_Text shown:_
━━━━
Mycorrhizal colonization of olive roots was not affected by WW treatments, as the percentage of colonized root length varied from 76.7 to 83.3% (Table 4). However, mycorrhizal colonization of olive roots drastically decreased (by 36%) in plants grown in soils amended with 2% BW, showing that high doses of BW may hinder the development of the beneficial AMF symbiosis (Table 5).

Discussion

This work showed that sheep wool residues may be valorized as organic soil amendments in olive trees, as they did not negatively impact on the diversity and composition of soil bacterial communities and on the activity of native AMF, while positively affecting plant growth. Only the highest doses of one SWR type (2% BW) caused a decrease in bacterial diversity and native AMF ability to colonize olive roots.

Plant growth

Improved plant growth is generally regarded as one of the benefits provided by SWR soil amendments. Here, olive shoot diameters were significantly influenced by WW, although growth responses depended on the concentration. Our results are in agreement with those obtained with different plant species, such as basil, thorn apple, broccoli, cluster bean, garden sage, maize, marigold, peppermint, ryegrass, sunflower, tomato, valerian, wheat and Swiss chard (Zheljazkov 2005; Nustorova et al. 2006; Zheljazkov et al. 2008, 2009; Gogos et al. 2013; Suruchi et al. 2014; Ordiales et al. 2016; Abdallah et al. 2019b). Such effects have been ascribed to the protein keratin, the main component of sheep wool, whose slow degradation in the soil releases, beyond carbon (ca. 50%), plant mineral nutrients, first of all nitrogen (16–17%) and sulphur (2–4%), and also Ca, Na, K, P, Mg, Zn, Fe, Cu, and Mn (Verville 1996; Zheljazkov et al. 2009; Petek and Logar 2021). Indeed, other components may contribute to plant growth promotion, as raw wool may contain up to 40% of impurities, including lanolin, dirty soil, grease and vegetable matter (Petek and Logar 2021).

Soil bacterial communities diversity as affected by SWR treatments

Cluster analysis of DGGE profiles detected significantly different bacterial community profiles in soils treated with WW and BW, compared with those of the untreated control soil, indicating that SWR amendments did not negatively affect soil microbiota and that, as other types of organic matter, were able to boost the activity of microorganisms, primary decomposers of organic matter (Ishii et al. 2000; Schloss et al. 2003; Fließbach et al. 2007). This is in agreement with previous data on soil wool-waste amendments, which induced a shift in the structure of soil microbial community, as assessed by fatty acid methyl esters (FAMEs) analyses, and increased microbial biomass in the soil of pot-grown marigold plants (Zheljazkov et al. 2008).

As to the different SWR doses, in addition to the shift in the bacterial community composition, also its richness was decreased by 2% BW soil amendments, compared with the untreated control soil, showing that such a concentration should be avoided in order to maintain high bacterial diversity.
━━━━
_Recorded information:_
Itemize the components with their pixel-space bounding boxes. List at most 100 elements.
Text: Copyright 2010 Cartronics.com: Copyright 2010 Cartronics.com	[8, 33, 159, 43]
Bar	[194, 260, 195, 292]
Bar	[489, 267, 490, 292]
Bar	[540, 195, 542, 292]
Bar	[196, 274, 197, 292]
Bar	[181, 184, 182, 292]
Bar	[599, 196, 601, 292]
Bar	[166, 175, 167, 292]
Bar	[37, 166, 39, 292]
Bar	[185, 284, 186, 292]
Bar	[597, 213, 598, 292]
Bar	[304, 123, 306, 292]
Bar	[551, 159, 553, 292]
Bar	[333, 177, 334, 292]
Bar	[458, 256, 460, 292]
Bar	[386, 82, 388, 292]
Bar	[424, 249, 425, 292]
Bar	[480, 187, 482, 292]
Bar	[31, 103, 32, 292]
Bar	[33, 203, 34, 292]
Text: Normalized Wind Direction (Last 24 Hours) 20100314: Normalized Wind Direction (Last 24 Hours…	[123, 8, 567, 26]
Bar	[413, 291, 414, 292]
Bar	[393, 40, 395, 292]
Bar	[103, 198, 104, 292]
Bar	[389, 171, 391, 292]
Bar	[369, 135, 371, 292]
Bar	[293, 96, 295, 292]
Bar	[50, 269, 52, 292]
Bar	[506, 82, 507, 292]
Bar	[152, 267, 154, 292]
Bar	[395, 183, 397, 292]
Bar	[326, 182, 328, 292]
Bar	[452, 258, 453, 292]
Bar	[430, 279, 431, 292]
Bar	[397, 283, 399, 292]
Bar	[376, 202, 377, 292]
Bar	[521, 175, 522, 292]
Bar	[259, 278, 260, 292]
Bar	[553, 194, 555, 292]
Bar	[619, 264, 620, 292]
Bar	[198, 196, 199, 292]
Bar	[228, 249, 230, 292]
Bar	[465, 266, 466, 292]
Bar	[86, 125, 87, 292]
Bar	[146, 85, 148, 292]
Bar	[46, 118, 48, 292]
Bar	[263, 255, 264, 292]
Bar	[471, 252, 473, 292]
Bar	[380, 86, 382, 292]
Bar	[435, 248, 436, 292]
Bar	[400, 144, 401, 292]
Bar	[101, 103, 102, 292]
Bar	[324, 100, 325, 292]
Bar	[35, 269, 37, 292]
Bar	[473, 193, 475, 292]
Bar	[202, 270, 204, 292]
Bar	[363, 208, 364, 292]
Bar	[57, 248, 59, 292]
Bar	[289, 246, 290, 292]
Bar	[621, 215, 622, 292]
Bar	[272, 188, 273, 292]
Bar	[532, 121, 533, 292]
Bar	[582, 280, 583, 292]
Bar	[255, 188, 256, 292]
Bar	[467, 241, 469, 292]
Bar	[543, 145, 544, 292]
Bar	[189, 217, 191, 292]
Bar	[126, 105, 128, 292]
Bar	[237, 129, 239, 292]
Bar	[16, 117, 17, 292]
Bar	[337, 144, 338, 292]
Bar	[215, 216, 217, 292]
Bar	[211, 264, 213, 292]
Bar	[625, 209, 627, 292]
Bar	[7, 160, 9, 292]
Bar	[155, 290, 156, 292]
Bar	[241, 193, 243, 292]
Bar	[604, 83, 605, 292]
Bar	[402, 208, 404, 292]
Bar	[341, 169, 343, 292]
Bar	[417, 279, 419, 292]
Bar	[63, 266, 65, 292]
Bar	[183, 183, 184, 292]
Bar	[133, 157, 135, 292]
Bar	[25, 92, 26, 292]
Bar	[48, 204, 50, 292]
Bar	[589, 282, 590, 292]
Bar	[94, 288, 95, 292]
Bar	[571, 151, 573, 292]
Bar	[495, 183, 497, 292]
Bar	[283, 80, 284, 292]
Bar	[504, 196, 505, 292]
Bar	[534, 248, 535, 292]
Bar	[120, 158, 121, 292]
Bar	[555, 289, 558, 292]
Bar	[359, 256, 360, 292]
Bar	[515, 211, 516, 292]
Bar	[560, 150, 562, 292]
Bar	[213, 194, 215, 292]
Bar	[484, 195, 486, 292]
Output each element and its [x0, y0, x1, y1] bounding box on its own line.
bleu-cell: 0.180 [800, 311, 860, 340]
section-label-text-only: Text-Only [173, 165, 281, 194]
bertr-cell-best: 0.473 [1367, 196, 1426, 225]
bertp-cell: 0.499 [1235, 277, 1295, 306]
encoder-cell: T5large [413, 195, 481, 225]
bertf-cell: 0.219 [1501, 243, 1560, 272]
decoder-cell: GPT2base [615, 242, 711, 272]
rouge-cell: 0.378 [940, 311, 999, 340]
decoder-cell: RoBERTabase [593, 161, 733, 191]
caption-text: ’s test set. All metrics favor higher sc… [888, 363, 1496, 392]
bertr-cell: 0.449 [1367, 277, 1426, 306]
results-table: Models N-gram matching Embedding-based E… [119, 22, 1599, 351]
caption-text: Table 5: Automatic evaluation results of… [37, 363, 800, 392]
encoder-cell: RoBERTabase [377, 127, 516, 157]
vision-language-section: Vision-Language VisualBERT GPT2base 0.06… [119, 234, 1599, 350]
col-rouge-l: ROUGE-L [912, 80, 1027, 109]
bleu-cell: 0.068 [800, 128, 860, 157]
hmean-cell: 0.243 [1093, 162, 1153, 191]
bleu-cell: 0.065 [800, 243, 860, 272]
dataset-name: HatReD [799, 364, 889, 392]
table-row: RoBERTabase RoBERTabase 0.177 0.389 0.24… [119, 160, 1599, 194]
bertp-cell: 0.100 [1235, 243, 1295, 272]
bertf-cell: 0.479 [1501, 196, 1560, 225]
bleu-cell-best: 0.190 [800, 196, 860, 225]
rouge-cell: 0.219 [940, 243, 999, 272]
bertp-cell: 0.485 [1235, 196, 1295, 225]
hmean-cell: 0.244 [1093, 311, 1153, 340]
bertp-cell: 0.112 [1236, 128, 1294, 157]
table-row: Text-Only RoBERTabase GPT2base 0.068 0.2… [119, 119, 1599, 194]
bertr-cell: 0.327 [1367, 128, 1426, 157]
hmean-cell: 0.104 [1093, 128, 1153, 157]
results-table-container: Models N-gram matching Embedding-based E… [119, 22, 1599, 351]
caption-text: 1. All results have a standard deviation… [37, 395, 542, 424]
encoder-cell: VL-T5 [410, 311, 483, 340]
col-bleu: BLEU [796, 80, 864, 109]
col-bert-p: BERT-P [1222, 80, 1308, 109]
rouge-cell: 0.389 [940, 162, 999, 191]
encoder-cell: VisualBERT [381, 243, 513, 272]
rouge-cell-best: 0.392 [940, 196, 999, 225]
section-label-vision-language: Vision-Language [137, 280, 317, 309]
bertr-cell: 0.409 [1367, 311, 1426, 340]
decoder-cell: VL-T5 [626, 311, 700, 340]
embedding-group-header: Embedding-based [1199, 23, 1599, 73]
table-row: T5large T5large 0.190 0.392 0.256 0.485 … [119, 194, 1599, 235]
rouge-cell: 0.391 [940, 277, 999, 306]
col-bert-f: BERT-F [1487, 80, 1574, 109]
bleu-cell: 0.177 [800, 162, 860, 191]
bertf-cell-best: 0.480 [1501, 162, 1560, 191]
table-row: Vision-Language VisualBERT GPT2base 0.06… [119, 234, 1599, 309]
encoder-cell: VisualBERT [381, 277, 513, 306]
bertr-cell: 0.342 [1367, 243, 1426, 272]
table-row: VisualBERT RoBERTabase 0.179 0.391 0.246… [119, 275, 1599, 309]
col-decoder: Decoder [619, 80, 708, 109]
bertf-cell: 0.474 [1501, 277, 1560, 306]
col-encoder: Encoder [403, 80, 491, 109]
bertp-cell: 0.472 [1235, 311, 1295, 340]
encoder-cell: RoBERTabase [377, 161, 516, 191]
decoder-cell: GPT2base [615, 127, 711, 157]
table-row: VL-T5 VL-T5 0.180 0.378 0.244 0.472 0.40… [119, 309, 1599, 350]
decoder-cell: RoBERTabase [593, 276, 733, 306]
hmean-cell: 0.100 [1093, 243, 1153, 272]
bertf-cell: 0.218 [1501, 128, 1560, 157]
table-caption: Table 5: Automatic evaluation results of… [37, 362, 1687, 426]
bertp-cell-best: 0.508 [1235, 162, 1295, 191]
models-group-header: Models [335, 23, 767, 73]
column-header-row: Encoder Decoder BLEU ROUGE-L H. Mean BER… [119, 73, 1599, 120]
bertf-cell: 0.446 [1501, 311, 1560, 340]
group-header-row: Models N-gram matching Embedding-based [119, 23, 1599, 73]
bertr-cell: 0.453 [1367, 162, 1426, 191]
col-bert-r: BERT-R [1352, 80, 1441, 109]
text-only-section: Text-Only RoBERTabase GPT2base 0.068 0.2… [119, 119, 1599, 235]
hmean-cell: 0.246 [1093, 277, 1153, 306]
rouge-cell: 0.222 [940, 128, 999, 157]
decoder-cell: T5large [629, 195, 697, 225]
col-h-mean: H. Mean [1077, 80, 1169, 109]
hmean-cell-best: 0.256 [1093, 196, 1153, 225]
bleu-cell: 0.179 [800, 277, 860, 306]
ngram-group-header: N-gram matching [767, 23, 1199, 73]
━━━━
_Your task:_
Retype the passage from the sheep wool study above, between "This work showed" and "colonize olive roots.", inclusive.

_Written answer:_
This work showed that sheep wool residues may be valorized as organic soil amendments in olive trees, as they did not negatively impact on the diversity and composition of soil bacterial communities and on the activity of native AMF, while positively affecting plant growth. Only the highest doses of one SWR type (2% BW) caused a decrease in bacterial diversity and native AMF ability to colonize olive roots.